**Work to do**:
Every entry here needs to be repeated exactly.

**Information given**:

-- start --

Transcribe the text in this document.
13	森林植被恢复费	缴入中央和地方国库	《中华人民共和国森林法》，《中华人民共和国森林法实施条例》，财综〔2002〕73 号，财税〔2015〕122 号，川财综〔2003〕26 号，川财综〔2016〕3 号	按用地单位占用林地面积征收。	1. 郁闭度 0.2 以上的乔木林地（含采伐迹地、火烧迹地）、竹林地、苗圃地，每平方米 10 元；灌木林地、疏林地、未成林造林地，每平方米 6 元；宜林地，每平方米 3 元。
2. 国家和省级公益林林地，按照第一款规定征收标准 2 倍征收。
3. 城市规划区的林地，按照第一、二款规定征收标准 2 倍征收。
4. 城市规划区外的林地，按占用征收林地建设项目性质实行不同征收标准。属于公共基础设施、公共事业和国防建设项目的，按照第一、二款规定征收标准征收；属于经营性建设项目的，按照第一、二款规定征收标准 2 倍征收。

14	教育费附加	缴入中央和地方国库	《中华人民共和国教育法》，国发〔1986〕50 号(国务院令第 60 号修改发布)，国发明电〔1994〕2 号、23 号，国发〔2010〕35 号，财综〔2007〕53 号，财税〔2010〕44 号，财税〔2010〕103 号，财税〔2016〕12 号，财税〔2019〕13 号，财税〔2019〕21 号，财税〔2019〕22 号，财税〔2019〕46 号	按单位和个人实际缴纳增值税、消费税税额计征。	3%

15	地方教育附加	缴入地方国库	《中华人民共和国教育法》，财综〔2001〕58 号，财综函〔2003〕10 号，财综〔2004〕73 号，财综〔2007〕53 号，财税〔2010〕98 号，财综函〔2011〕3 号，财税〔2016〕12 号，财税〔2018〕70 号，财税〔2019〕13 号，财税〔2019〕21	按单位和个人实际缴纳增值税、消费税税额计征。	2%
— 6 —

-- end --

**Response to this task**:
Transcribe the text in this document.
13	森林植被恢复费	缴入中央和地方国库	《中华人民共和国森林法》，《中华人民共和国森林法实施条例》，财综〔2002〕73 号，财税〔2015〕122 号，川财综〔2003〕26 号，川财综〔2016〕3 号	按用地单位占用林地面积征收。	1. 郁闭度 0.2 以上的乔木林地（含采伐迹地、火烧迹地）、竹林地、苗圃地，每平方米 10 元；灌木林地、疏林地、未成林造林地，每平方米 6 元；宜林地，每平方米 3 元。
2. 国家和省级公益林林地，按照第一款规定征收标准 2 倍征收。
3. 城市规划区的林地，按照第一、二款规定征收标准 2 倍征收。
4. 城市规划区外的林地，按占用征收林地建设项目性质实行不同征收标准。属于公共基础设施、公共事业和国防建设项目的，按照第一、二款规定征收标准征收；属于经营性建设项目的，按照第一、二款规定征收标准 2 倍征收。

14	教育费附加	缴入中央和地方国库	《中华人民共和国教育法》，国发〔1986〕50 号(国务院令第 60 号修改发布)，国发明电〔1994〕2 号、23 号，国发〔2010〕35 号，财综〔2007〕53 号，财税〔2010〕44 号，财税〔2010〕103 号，财税〔2016〕12 号，财税〔2019〕13 号，财税〔2019〕21 号，财税〔2019〕22 号，财税〔2019〕46 号	按单位和个人实际缴纳增值税、消费税税额计征。	3%

15	地方教育附加	缴入地方国库	《中华人民共和国教育法》，财综〔2001〕58 号，财综函〔2003〕10 号，财综〔2004〕73 号，财综〔2007〕53 号，财税〔2010〕98 号，财综函〔2011〕3 号，财税〔2016〕12 号，财税〔2018〕70 号，财税〔2019〕13 号，财税〔2019〕21	按单位和个人实际缴纳增值税、消费税税额计征。	2%
— 6 —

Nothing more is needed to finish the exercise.